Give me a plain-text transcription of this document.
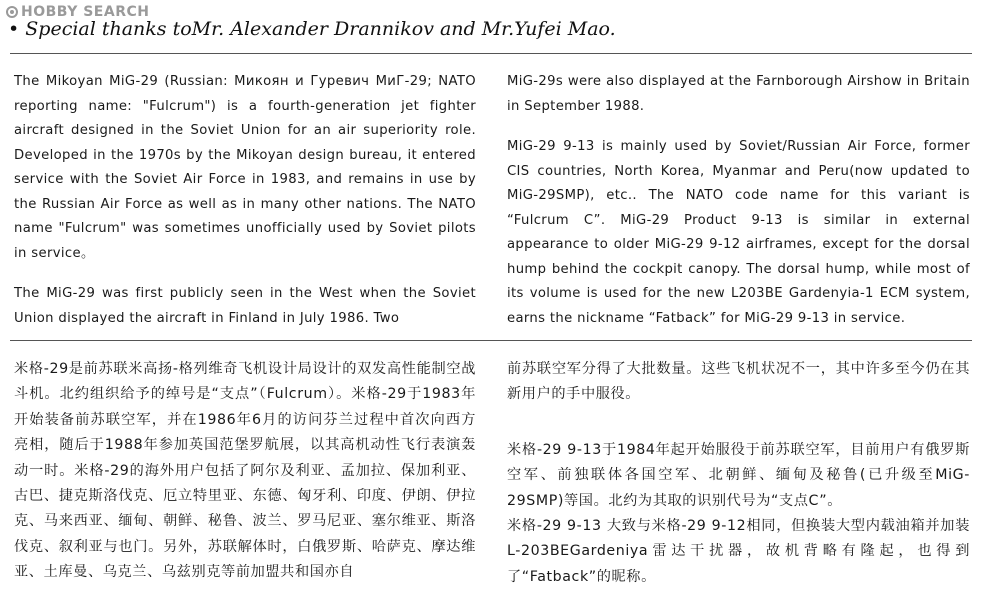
HOBBY SEARCH
• Special thanks toMr. Alexander Drannikov and Mr.Yufei Mao.

The Mikoyan MiG-29 (Russian: Микоян и Гуревич МиГ-29; NATO reporting name: "Fulcrum") is a fourth-generation jet fighter aircraft designed in the Soviet Union for an air superiority role. Developed in the 1970s by the Mikoyan design bureau, it entered service with the Soviet Air Force in 1983, and remains in use by the Russian Air Force as well as in many other nations. The NATO name "Fulcrum" was sometimes unofficially used by Soviet pilots in service。

The MiG-29 was first publicly seen in the West when the Soviet Union displayed the aircraft in Finland in July 1986. Two

MiG-29s were also displayed at the Farnborough Airshow in Britain in September 1988.

MiG-29 9-13 is mainly used by Soviet/Russian Air Force, former CIS countries, North Korea, Myanmar and Peru(now updated to MiG-29SMP), etc.. The NATO code name for this variant is “Fulcrum C”. MiG-29 Product 9-13 is similar in external appearance to older MiG-29 9-12 airframes, except for the dorsal hump behind the cockpit canopy. The dorsal hump, while most of its volume is used for the new L203BE Gardenyia-1 ECM system, earns the nickname “Fatback” for MiG-29 9-13 in service.

米格-29是前苏联米高扬-格列维奇飞机设计局设计的双发高性能制空战斗机。北约组织给予的绰号是“支点”（Fulcrum）。米格-29于1983年开始装备前苏联空军，并在1986年6月的访问芬兰过程中首次向西方亮相，随后于1988年参加英国范堡罗航展，以其高机动性飞行表演轰动一时。米格-29的海外用户包括了阿尔及利亚、孟加拉、保加利亚、古巴、捷克斯洛伐克、厄立特里亚、东德、匈牙利、印度、伊朗、伊拉克、马来西亚、缅甸、朝鲜、秘鲁、波兰、罗马尼亚、塞尔维亚、斯洛伐克、叙利亚与也门。另外，苏联解体时，白俄罗斯、哈萨克、摩达维亚、土库曼、乌克兰、乌兹别克等前加盟共和国亦自

前苏联空军分得了大批数量。这些飞机状况不一，其中许多至今仍在其新用户的手中服役。

米格-29 9-13于1984年起开始服役于前苏联空军，目前用户有俄罗斯空军、前独联体各国空军、北朝鲜、缅甸及秘鲁(已升级至MiG-29SMP)等国。北约为其取的识别代号为“支点C”。

米格-29 9-13 大致与米格-29 9-12相同，但换装大型内载油箱并加装L-203BEGardeniya雷达干扰器，故机背略有隆起，也得到了“Fatback”的昵称。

**Task statement**:
Every line above should be returned word for word, with the pictures left behind.

**Final result**:
Give me a plain-text transcription of this document.
HOBBY SEARCH
• Special thanks toMr. Alexander Drannikov and Mr.Yufei Mao.

The Mikoyan MiG-29 (Russian: Микоян и Гуревич МиГ-29; NATO reporting name: "Fulcrum") is a fourth-generation jet fighter aircraft designed in the Soviet Union for an air superiority role. Developed in the 1970s by the Mikoyan design bureau, it entered service with the Soviet Air Force in 1983, and remains in use by the Russian Air Force as well as in many other nations. The NATO name "Fulcrum" was sometimes unofficially used by Soviet pilots in service。

The MiG-29 was first publicly seen in the West when the Soviet Union displayed the aircraft in Finland in July 1986. Two

MiG-29s were also displayed at the Farnborough Airshow in Britain in September 1988.

MiG-29 9-13 is mainly used by Soviet/Russian Air Force, former CIS countries, North Korea, Myanmar and Peru(now updated to MiG-29SMP), etc.. The NATO code name for this variant is “Fulcrum C”. MiG-29 Product 9-13 is similar in external appearance to older MiG-29 9-12 airframes, except for the dorsal hump behind the cockpit canopy. The dorsal hump, while most of its volume is used for the new L203BE Gardenyia-1 ECM system, earns the nickname “Fatback” for MiG-29 9-13 in service.

米格-29是前苏联米高扬-格列维奇飞机设计局设计的双发高性能制空战斗机。北约组织给予的绰号是“支点”（Fulcrum）。米格-29于1983年开始装备前苏联空军，并在1986年6月的访问芬兰过程中首次向西方亮相，随后于1988年参加英国范堡罗航展，以其高机动性飞行表演轰动一时。米格-29的海外用户包括了阿尔及利亚、孟加拉、保加利亚、古巴、捷克斯洛伐克、厄立特里亚、东德、匈牙利、印度、伊朗、伊拉克、马来西亚、缅甸、朝鲜、秘鲁、波兰、罗马尼亚、塞尔维亚、斯洛伐克、叙利亚与也门。另外，苏联解体时，白俄罗斯、哈萨克、摩达维亚、土库曼、乌克兰、乌兹别克等前加盟共和国亦自

前苏联空军分得了大批数量。这些飞机状况不一，其中许多至今仍在其新用户的手中服役。

米格-29 9-13于1984年起开始服役于前苏联空军，目前用户有俄罗斯空军、前独联体各国空军、北朝鲜、缅甸及秘鲁(已升级至MiG-29SMP)等国。北约为其取的识别代号为“支点C”。

米格-29 9-13 大致与米格-29 9-12相同，但换装大型内载油箱并加装L-203BEGardeniya雷达干扰器，故机背略有隆起，也得到了“Fatback”的昵称。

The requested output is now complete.